**INPUT FOR THIS TASK:**
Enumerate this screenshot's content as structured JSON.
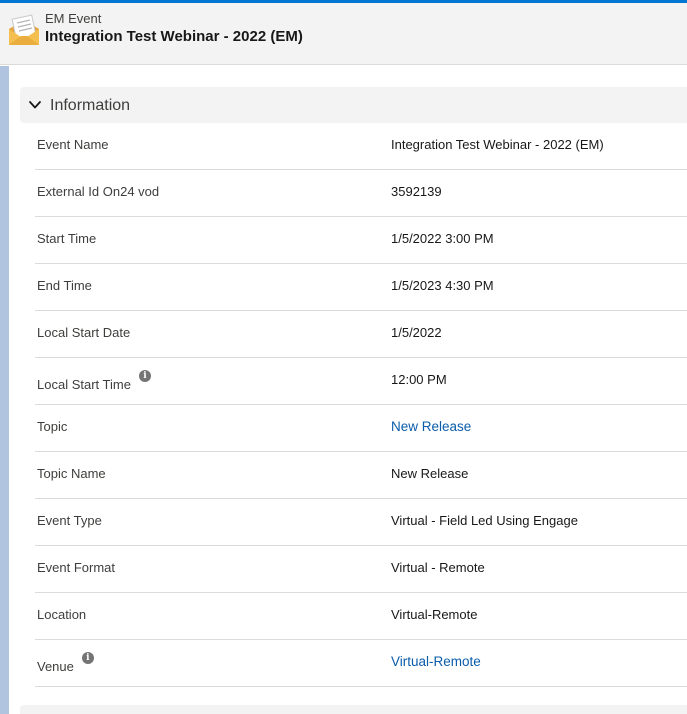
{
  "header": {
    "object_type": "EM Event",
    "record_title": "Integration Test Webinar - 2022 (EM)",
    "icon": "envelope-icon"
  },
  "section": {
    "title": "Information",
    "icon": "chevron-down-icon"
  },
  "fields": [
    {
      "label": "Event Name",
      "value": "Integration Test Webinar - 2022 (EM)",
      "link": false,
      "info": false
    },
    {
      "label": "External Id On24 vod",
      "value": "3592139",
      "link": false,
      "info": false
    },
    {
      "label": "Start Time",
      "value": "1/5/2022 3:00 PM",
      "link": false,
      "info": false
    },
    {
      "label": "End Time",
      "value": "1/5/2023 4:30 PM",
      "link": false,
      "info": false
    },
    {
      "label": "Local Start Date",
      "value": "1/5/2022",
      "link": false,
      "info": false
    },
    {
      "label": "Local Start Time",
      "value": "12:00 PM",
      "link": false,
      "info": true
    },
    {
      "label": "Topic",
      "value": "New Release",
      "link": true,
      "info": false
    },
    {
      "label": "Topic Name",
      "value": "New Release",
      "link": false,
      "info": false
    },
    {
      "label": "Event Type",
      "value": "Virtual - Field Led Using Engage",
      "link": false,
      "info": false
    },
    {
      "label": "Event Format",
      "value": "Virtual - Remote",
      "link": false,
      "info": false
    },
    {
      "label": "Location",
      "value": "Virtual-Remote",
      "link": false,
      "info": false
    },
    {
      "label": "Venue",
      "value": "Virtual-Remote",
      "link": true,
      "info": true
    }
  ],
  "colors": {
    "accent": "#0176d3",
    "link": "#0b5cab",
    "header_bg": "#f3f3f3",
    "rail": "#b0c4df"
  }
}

==

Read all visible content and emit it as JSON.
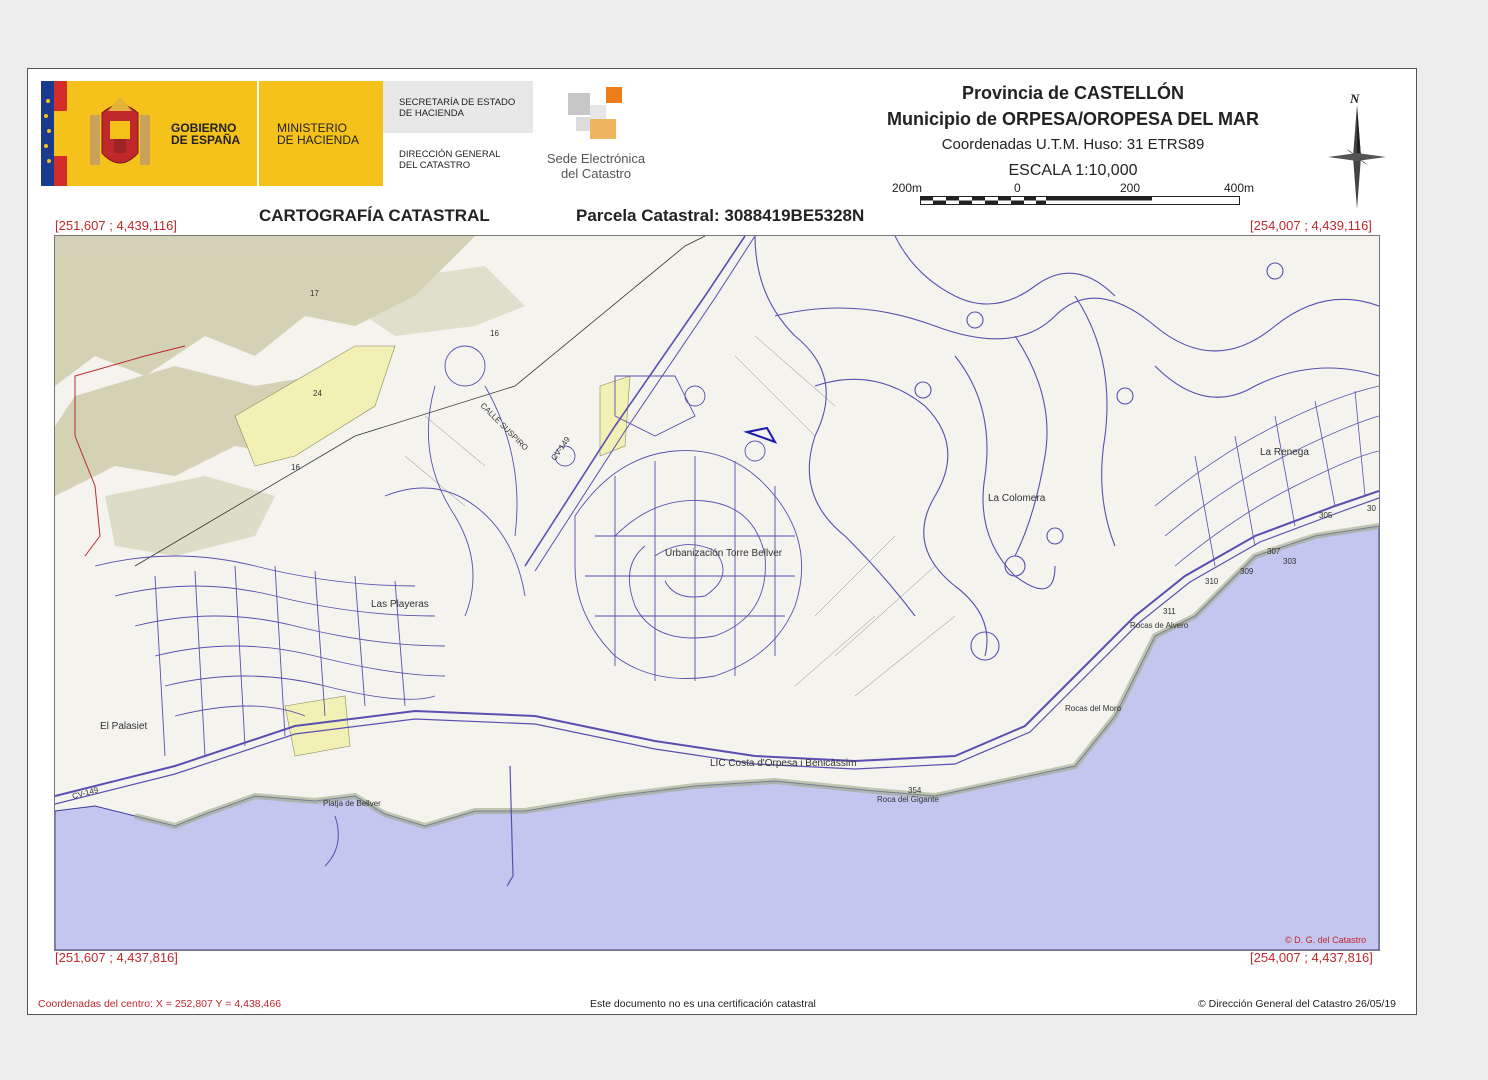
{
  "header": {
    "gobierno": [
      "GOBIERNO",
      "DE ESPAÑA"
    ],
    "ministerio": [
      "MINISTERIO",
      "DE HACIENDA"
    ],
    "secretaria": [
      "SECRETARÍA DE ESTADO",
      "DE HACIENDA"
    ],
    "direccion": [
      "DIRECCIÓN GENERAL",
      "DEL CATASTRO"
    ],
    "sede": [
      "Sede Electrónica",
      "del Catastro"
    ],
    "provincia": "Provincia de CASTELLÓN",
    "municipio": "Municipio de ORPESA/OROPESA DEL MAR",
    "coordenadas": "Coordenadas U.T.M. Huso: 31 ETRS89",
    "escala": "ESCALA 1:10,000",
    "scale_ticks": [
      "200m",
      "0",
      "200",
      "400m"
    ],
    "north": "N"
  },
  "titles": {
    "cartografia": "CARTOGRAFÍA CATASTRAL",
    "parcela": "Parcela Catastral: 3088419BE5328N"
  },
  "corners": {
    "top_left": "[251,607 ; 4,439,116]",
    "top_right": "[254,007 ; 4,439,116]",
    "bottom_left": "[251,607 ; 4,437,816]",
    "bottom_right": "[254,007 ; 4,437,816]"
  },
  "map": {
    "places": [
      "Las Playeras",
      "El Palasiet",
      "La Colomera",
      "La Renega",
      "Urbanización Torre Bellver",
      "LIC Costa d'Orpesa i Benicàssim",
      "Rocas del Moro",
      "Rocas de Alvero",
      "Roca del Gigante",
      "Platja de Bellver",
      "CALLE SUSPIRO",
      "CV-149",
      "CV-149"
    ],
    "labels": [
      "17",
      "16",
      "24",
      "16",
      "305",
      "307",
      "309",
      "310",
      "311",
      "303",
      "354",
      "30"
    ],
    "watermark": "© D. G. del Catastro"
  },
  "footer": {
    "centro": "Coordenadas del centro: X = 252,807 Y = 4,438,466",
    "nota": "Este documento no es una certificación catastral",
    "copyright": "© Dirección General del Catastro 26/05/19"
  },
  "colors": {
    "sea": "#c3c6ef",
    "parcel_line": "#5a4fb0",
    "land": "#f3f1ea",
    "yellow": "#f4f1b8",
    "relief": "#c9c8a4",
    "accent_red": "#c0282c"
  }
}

**EXERCISE:** Count every line above that holds the word "Local", and state the number and nothing more.

**SOLUTION:** 2